Work instructions: Find every line below that contains the word "azada" and copy it out.

Material for this exercise:
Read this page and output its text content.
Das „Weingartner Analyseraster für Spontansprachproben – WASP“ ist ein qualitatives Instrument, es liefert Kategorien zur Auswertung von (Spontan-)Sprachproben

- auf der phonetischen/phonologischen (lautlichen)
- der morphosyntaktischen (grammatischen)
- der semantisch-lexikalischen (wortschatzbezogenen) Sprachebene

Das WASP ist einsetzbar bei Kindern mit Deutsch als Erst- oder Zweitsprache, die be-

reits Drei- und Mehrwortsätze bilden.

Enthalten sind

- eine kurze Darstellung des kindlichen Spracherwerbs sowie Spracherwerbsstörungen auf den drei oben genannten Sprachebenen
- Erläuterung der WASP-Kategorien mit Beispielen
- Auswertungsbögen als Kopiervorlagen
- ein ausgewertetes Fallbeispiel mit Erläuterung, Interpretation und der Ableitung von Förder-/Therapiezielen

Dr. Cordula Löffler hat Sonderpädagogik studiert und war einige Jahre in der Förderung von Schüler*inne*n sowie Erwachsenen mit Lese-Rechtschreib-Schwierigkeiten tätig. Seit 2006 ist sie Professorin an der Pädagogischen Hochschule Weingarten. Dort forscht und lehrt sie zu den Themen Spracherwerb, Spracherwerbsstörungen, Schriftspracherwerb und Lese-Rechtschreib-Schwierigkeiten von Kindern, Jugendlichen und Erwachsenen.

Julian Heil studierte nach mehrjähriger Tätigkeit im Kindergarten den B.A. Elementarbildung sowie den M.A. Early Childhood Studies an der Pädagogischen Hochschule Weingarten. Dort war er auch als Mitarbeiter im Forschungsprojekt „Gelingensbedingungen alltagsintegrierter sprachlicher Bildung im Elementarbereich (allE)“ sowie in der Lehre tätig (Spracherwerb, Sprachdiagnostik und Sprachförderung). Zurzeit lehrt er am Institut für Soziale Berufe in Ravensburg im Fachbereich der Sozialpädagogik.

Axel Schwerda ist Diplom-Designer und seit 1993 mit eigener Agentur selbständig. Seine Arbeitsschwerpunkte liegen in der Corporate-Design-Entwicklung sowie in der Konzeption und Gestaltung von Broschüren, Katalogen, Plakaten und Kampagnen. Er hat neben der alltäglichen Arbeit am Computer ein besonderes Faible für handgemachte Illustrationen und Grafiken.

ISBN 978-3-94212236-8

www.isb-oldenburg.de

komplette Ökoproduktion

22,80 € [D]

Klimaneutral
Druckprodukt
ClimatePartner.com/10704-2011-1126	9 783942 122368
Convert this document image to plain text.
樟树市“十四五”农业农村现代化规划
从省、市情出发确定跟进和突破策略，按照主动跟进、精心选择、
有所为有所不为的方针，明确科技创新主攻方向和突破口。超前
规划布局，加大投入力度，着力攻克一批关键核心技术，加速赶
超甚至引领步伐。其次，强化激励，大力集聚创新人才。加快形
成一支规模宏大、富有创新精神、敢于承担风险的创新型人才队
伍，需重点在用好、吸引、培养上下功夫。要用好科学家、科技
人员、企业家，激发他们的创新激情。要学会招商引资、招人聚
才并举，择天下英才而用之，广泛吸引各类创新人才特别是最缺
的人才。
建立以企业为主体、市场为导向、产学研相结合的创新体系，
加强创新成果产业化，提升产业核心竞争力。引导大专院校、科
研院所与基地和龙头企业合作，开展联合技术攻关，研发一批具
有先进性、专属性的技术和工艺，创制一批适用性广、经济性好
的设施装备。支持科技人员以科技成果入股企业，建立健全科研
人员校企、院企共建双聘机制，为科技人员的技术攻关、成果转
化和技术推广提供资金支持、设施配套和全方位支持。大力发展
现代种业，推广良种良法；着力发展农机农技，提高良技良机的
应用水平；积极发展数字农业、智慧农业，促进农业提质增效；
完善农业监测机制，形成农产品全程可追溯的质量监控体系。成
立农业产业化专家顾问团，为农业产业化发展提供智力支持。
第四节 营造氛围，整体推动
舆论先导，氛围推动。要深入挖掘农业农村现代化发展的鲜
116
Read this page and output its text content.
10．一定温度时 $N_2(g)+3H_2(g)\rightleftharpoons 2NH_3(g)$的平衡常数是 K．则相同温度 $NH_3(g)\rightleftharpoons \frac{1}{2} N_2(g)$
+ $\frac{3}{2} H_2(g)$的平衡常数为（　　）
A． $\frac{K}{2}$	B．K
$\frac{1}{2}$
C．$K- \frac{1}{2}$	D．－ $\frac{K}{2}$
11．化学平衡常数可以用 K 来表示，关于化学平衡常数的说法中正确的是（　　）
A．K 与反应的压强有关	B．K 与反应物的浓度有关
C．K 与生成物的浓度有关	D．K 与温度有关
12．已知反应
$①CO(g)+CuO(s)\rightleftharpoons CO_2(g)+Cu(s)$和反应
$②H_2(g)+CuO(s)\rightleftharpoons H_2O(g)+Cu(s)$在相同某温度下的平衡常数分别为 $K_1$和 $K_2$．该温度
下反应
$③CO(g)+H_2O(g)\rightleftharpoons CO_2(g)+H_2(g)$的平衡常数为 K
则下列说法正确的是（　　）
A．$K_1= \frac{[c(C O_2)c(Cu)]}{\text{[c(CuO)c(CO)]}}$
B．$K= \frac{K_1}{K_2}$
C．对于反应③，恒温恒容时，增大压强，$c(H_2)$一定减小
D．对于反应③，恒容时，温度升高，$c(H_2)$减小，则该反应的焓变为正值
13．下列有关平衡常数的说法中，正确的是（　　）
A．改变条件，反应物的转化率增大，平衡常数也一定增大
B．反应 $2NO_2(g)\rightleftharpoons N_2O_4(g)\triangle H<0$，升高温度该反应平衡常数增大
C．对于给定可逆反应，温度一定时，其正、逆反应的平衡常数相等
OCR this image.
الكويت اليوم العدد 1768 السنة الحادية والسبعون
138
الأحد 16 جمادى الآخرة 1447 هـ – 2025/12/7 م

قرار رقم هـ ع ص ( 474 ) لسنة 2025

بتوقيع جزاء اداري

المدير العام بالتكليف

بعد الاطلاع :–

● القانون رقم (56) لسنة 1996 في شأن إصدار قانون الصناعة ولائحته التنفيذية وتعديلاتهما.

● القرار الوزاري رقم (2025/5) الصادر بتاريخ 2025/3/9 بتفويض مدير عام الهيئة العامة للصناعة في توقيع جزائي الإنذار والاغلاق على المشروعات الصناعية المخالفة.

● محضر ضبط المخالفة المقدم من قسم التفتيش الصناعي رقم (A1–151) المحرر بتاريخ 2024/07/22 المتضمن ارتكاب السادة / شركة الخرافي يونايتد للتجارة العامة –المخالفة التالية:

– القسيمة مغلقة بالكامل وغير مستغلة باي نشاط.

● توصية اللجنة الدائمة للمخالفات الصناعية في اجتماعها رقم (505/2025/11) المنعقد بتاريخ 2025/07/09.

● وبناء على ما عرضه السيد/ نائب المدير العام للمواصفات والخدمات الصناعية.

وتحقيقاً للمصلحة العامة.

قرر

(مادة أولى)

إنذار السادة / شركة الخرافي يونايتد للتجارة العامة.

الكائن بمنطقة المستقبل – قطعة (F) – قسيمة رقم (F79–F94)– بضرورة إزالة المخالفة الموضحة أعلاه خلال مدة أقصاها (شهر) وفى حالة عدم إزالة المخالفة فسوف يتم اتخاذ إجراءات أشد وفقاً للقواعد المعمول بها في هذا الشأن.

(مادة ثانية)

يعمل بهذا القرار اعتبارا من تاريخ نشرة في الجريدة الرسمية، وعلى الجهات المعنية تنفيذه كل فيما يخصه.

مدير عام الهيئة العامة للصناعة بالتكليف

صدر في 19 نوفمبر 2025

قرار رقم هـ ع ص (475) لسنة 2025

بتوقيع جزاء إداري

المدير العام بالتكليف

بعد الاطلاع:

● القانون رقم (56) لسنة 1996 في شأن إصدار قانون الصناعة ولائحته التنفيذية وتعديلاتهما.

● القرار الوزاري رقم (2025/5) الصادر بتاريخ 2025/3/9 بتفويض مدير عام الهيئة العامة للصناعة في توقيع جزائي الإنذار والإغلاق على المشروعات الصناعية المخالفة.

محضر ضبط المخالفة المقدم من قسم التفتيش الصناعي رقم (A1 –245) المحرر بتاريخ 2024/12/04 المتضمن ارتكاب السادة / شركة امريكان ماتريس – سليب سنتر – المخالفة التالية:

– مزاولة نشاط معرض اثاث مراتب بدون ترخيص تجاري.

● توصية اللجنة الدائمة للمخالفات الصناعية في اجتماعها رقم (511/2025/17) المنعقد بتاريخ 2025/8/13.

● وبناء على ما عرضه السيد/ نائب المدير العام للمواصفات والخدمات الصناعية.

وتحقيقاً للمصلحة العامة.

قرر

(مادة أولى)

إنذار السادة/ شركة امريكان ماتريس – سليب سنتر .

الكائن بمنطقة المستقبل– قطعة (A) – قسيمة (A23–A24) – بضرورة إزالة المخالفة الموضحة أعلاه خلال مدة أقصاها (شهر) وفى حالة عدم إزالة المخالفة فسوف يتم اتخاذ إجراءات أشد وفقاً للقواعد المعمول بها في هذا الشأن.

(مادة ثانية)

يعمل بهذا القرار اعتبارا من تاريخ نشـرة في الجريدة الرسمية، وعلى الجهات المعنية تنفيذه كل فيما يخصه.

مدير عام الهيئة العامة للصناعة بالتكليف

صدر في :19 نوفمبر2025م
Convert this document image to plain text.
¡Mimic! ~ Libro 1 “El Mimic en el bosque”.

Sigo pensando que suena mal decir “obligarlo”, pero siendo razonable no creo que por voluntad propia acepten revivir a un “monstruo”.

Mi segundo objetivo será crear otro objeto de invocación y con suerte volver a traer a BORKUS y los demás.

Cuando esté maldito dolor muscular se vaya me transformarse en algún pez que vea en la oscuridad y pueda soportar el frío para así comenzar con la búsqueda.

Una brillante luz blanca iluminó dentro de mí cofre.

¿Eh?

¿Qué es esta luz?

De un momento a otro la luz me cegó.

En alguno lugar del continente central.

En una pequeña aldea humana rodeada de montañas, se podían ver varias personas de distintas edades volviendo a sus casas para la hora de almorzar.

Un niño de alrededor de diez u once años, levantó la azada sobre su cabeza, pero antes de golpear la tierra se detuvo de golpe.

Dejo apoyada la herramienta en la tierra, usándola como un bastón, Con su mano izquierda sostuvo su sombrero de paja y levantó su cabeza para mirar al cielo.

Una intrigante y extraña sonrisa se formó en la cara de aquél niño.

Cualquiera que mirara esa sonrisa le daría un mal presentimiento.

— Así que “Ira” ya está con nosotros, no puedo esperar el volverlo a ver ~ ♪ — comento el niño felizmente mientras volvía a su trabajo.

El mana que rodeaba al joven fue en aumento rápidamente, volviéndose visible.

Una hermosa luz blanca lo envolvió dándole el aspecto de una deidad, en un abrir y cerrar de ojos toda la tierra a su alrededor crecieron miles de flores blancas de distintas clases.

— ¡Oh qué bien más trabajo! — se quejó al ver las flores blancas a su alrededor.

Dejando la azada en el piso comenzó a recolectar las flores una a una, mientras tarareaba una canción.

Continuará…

Final result:
Un niño de alrededor de diez u once años, levantó la azada sobre su cabeza, pero antes de golpear la tierra se detuvo de golpe.
Dejando la azada en el piso comenzó a recolectar las flores una a una, mientras tarareaba una canción.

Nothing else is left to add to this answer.